> [Short problem] Please retype the records below exactly, leaving out any pictures.

[Dataset records]
***

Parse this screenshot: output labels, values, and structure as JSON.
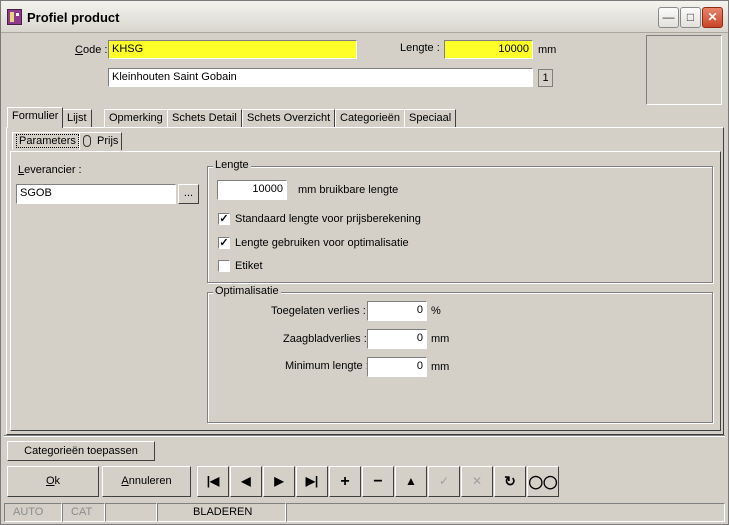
{
  "window": {
    "title": "Profiel product"
  },
  "header": {
    "code_label": "Code :",
    "code_value": "KHSG",
    "lengte_label": "Lengte :",
    "lengte_value": "10000",
    "lengte_unit": "mm",
    "description_value": "Kleinhouten Saint Gobain",
    "badge_value": "1"
  },
  "tabs": [
    "Formulier",
    "Lijst",
    "Opmerking",
    "Schets Detail",
    "Schets Overzicht",
    "Categorieën",
    "Speciaal"
  ],
  "subtabs": [
    "Parameters",
    "Prijs"
  ],
  "leverancier": {
    "label": "Leverancier :",
    "value": "SGOB",
    "browse_label": "..."
  },
  "lengte_group": {
    "title": "Lengte",
    "value": "10000",
    "value_label": "mm bruikbare lengte",
    "options": [
      {
        "label": "Standaard lengte voor prijsberekening",
        "checked": true
      },
      {
        "label": "Lengte gebruiken voor optimalisatie",
        "checked": true
      },
      {
        "label": "Etiket",
        "checked": false
      }
    ]
  },
  "optimalisatie_group": {
    "title": "Optimalisatie",
    "rows": [
      {
        "label": "Toegelaten verlies :",
        "value": "0",
        "unit": "%"
      },
      {
        "label": "Zaagbladverlies :",
        "value": "0",
        "unit": "mm"
      },
      {
        "label": "Minimum lengte :",
        "value": "0",
        "unit": "mm"
      }
    ]
  },
  "buttons": {
    "categorieen_toepassen": "Categorieën toepassen",
    "ok": "Ok",
    "annuleren": "Annuleren"
  },
  "nav_icons": [
    "first-record-icon",
    "previous-record-icon",
    "next-record-icon",
    "last-record-icon",
    "add-record-icon",
    "delete-record-icon",
    "up-icon",
    "confirm-icon",
    "cancel-icon",
    "refresh-icon",
    "binoculars-icon"
  ],
  "status": {
    "auto": "AUTO",
    "cat": "CAT",
    "mode": "BLADEREN"
  }
}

***

> [Reply to the exercise]
Parse this screenshot: output labels, values, and structure as JSON.
{
  "window": {
    "title": "Profiel product"
  },
  "header": {
    "code_label": "Code :",
    "code_value": "KHSG",
    "lengte_label": "Lengte :",
    "lengte_value": "10000",
    "lengte_unit": "mm",
    "description_value": "Kleinhouten Saint Gobain",
    "badge_value": "1"
  },
  "tabs": [
    "Formulier",
    "Lijst",
    "Opmerking",
    "Schets Detail",
    "Schets Overzicht",
    "Categorieën",
    "Speciaal"
  ],
  "subtabs": [
    "Parameters",
    "Prijs"
  ],
  "leverancier": {
    "label": "Leverancier :",
    "value": "SGOB",
    "browse_label": "..."
  },
  "lengte_group": {
    "title": "Lengte",
    "value": "10000",
    "value_label": "mm bruikbare lengte",
    "options": [
      {
        "label": "Standaard lengte voor prijsberekening",
        "checked": true
      },
      {
        "label": "Lengte gebruiken voor optimalisatie",
        "checked": true
      },
      {
        "label": "Etiket",
        "checked": false
      }
    ]
  },
  "optimalisatie_group": {
    "title": "Optimalisatie",
    "rows": [
      {
        "label": "Toegelaten verlies :",
        "value": "0",
        "unit": "%"
      },
      {
        "label": "Zaagbladverlies :",
        "value": "0",
        "unit": "mm"
      },
      {
        "label": "Minimum lengte :",
        "value": "0",
        "unit": "mm"
      }
    ]
  },
  "buttons": {
    "categorieen_toepassen": "Categorieën toepassen",
    "ok": "Ok",
    "annuleren": "Annuleren"
  },
  "nav_icons": [
    "first-record-icon",
    "previous-record-icon",
    "next-record-icon",
    "last-record-icon",
    "add-record-icon",
    "delete-record-icon",
    "up-icon",
    "confirm-icon",
    "cancel-icon",
    "refresh-icon",
    "binoculars-icon"
  ],
  "status": {
    "auto": "AUTO",
    "cat": "CAT",
    "mode": "BLADEREN"
  }
}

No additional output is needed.